[START OF Information given]
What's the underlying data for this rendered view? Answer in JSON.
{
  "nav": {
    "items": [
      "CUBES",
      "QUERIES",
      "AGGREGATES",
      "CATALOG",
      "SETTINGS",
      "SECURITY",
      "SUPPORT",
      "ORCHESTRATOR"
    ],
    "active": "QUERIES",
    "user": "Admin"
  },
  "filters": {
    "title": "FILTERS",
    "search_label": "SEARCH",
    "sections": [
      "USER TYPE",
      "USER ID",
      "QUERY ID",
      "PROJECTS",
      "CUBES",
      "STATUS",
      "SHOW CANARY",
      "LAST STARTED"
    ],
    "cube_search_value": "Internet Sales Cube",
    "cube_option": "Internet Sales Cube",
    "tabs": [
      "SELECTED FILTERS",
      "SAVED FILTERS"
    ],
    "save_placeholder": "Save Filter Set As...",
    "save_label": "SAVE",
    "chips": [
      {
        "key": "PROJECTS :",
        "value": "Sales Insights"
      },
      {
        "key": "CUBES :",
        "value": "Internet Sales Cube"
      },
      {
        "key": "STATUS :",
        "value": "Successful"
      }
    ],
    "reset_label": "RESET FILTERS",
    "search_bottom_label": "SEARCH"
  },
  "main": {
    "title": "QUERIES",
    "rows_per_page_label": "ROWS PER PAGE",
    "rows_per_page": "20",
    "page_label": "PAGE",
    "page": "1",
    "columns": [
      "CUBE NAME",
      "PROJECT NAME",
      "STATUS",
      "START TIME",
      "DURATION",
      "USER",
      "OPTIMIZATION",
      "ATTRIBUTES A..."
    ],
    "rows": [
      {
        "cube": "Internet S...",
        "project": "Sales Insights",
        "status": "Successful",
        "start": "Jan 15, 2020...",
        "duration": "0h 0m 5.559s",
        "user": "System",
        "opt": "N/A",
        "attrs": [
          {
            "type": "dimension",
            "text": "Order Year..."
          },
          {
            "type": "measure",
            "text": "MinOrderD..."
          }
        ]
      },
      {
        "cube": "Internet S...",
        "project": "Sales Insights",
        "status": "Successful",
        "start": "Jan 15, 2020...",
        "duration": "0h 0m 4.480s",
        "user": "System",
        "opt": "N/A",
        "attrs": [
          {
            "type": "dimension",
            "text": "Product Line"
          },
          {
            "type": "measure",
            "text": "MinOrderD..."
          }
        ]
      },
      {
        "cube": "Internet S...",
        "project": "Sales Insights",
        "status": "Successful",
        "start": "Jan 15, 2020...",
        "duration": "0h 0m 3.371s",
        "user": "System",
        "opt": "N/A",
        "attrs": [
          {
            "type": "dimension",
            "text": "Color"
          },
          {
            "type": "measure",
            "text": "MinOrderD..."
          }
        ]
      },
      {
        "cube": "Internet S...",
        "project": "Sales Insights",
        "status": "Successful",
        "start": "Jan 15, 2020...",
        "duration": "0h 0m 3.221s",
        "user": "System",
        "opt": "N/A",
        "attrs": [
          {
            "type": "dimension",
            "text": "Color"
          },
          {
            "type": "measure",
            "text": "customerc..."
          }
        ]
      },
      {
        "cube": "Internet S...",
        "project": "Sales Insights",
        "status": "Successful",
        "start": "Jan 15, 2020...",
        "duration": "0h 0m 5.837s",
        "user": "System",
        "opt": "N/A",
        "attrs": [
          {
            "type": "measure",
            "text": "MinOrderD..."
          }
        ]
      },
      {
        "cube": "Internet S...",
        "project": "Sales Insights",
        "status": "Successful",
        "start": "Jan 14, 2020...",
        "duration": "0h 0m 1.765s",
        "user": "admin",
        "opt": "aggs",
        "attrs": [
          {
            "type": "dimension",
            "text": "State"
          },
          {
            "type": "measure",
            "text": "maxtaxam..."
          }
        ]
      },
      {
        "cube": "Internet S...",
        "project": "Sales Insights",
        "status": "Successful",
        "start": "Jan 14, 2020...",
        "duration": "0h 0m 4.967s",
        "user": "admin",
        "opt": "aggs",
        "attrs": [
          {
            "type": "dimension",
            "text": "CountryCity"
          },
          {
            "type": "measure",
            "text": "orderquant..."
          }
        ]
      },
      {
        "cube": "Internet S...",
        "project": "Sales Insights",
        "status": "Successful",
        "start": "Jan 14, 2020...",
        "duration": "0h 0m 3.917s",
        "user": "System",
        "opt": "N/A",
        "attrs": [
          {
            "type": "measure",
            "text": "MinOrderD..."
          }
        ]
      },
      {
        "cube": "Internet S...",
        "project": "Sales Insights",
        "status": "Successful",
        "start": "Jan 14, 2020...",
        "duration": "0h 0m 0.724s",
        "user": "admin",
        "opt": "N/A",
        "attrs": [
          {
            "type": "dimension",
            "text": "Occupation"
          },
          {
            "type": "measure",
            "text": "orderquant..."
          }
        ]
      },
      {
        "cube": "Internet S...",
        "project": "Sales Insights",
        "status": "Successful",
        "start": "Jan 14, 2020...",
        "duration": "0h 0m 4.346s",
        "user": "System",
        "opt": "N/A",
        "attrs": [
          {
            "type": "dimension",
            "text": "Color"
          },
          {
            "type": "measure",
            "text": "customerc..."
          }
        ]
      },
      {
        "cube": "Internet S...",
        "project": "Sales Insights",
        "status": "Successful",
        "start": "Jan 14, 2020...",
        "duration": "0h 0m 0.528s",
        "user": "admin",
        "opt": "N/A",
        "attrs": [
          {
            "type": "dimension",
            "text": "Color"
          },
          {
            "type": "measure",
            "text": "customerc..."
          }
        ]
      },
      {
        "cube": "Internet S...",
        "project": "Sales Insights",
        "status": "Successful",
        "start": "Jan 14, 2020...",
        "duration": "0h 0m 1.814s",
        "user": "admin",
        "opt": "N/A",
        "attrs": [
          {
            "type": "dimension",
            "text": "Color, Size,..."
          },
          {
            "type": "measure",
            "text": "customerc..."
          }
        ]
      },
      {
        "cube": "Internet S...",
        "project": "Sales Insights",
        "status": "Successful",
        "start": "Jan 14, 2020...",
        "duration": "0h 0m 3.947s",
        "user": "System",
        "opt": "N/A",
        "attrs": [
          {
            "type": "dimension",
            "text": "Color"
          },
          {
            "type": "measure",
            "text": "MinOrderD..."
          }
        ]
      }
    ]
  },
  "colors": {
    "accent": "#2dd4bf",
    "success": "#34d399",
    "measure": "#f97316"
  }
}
[END OF Information given]
## [Work to complete]
Transcribe every entry exactly.

## [Task response]
What's the underlying data for this rendered view? Answer in JSON.
{
  "nav": {
    "items": [
      "CUBES",
      "QUERIES",
      "AGGREGATES",
      "CATALOG",
      "SETTINGS",
      "SECURITY",
      "SUPPORT",
      "ORCHESTRATOR"
    ],
    "active": "QUERIES",
    "user": "Admin"
  },
  "filters": {
    "title": "FILTERS",
    "search_label": "SEARCH",
    "sections": [
      "USER TYPE",
      "USER ID",
      "QUERY ID",
      "PROJECTS",
      "CUBES",
      "STATUS",
      "SHOW CANARY",
      "LAST STARTED"
    ],
    "cube_search_value": "Internet Sales Cube",
    "cube_option": "Internet Sales Cube",
    "tabs": [
      "SELECTED FILTERS",
      "SAVED FILTERS"
    ],
    "save_placeholder": "Save Filter Set As...",
    "save_label": "SAVE",
    "chips": [
      {
        "key": "PROJECTS :",
        "value": "Sales Insights"
      },
      {
        "key": "CUBES :",
        "value": "Internet Sales Cube"
      },
      {
        "key": "STATUS :",
        "value": "Successful"
      }
    ],
    "reset_label": "RESET FILTERS",
    "search_bottom_label": "SEARCH"
  },
  "main": {
    "title": "QUERIES",
    "rows_per_page_label": "ROWS PER PAGE",
    "rows_per_page": "20",
    "page_label": "PAGE",
    "page": "1",
    "columns": [
      "CUBE NAME",
      "PROJECT NAME",
      "STATUS",
      "START TIME",
      "DURATION",
      "USER",
      "OPTIMIZATION",
      "ATTRIBUTES A..."
    ],
    "rows": [
      {
        "cube": "Internet S...",
        "project": "Sales Insights",
        "status": "Successful",
        "start": "Jan 15, 2020...",
        "duration": "0h 0m 5.559s",
        "user": "System",
        "opt": "N/A",
        "attrs": [
          {
            "type": "dimension",
            "text": "Order Year..."
          },
          {
            "type": "measure",
            "text": "MinOrderD..."
          }
        ]
      },
      {
        "cube": "Internet S...",
        "project": "Sales Insights",
        "status": "Successful",
        "start": "Jan 15, 2020...",
        "duration": "0h 0m 4.480s",
        "user": "System",
        "opt": "N/A",
        "attrs": [
          {
            "type": "dimension",
            "text": "Product Line"
          },
          {
            "type": "measure",
            "text": "MinOrderD..."
          }
        ]
      },
      {
        "cube": "Internet S...",
        "project": "Sales Insights",
        "status": "Successful",
        "start": "Jan 15, 2020...",
        "duration": "0h 0m 3.371s",
        "user": "System",
        "opt": "N/A",
        "attrs": [
          {
            "type": "dimension",
            "text": "Color"
          },
          {
            "type": "measure",
            "text": "MinOrderD..."
          }
        ]
      },
      {
        "cube": "Internet S...",
        "project": "Sales Insights",
        "status": "Successful",
        "start": "Jan 15, 2020...",
        "duration": "0h 0m 3.221s",
        "user": "System",
        "opt": "N/A",
        "attrs": [
          {
            "type": "dimension",
            "text": "Color"
          },
          {
            "type": "measure",
            "text": "customerc..."
          }
        ]
      },
      {
        "cube": "Internet S...",
        "project": "Sales Insights",
        "status": "Successful",
        "start": "Jan 15, 2020...",
        "duration": "0h 0m 5.837s",
        "user": "System",
        "opt": "N/A",
        "attrs": [
          {
            "type": "measure",
            "text": "MinOrderD..."
          }
        ]
      },
      {
        "cube": "Internet S...",
        "project": "Sales Insights",
        "status": "Successful",
        "start": "Jan 14, 2020...",
        "duration": "0h 0m 1.765s",
        "user": "admin",
        "opt": "aggs",
        "attrs": [
          {
            "type": "dimension",
            "text": "State"
          },
          {
            "type": "measure",
            "text": "maxtaxam..."
          }
        ]
      },
      {
        "cube": "Internet S...",
        "project": "Sales Insights",
        "status": "Successful",
        "start": "Jan 14, 2020...",
        "duration": "0h 0m 4.967s",
        "user": "admin",
        "opt": "aggs",
        "attrs": [
          {
            "type": "dimension",
            "text": "CountryCity"
          },
          {
            "type": "measure",
            "text": "orderquant..."
          }
        ]
      },
      {
        "cube": "Internet S...",
        "project": "Sales Insights",
        "status": "Successful",
        "start": "Jan 14, 2020...",
        "duration": "0h 0m 3.917s",
        "user": "System",
        "opt": "N/A",
        "attrs": [
          {
            "type": "measure",
            "text": "MinOrderD..."
          }
        ]
      },
      {
        "cube": "Internet S...",
        "project": "Sales Insights",
        "status": "Successful",
        "start": "Jan 14, 2020...",
        "duration": "0h 0m 0.724s",
        "user": "admin",
        "opt": "N/A",
        "attrs": [
          {
            "type": "dimension",
            "text": "Occupation"
          },
          {
            "type": "measure",
            "text": "orderquant..."
          }
        ]
      },
      {
        "cube": "Internet S...",
        "project": "Sales Insights",
        "status": "Successful",
        "start": "Jan 14, 2020...",
        "duration": "0h 0m 4.346s",
        "user": "System",
        "opt": "N/A",
        "attrs": [
          {
            "type": "dimension",
            "text": "Color"
          },
          {
            "type": "measure",
            "text": "customerc..."
          }
        ]
      },
      {
        "cube": "Internet S...",
        "project": "Sales Insights",
        "status": "Successful",
        "start": "Jan 14, 2020...",
        "duration": "0h 0m 0.528s",
        "user": "admin",
        "opt": "N/A",
        "attrs": [
          {
            "type": "dimension",
            "text": "Color"
          },
          {
            "type": "measure",
            "text": "customerc..."
          }
        ]
      },
      {
        "cube": "Internet S...",
        "project": "Sales Insights",
        "status": "Successful",
        "start": "Jan 14, 2020...",
        "duration": "0h 0m 1.814s",
        "user": "admin",
        "opt": "N/A",
        "attrs": [
          {
            "type": "dimension",
            "text": "Color, Size,..."
          },
          {
            "type": "measure",
            "text": "customerc..."
          }
        ]
      },
      {
        "cube": "Internet S...",
        "project": "Sales Insights",
        "status": "Successful",
        "start": "Jan 14, 2020...",
        "duration": "0h 0m 3.947s",
        "user": "System",
        "opt": "N/A",
        "attrs": [
          {
            "type": "dimension",
            "text": "Color"
          },
          {
            "type": "measure",
            "text": "MinOrderD..."
          }
        ]
      }
    ]
  },
  "colors": {
    "accent": "#2dd4bf",
    "success": "#34d399",
    "measure": "#f97316"
  }
}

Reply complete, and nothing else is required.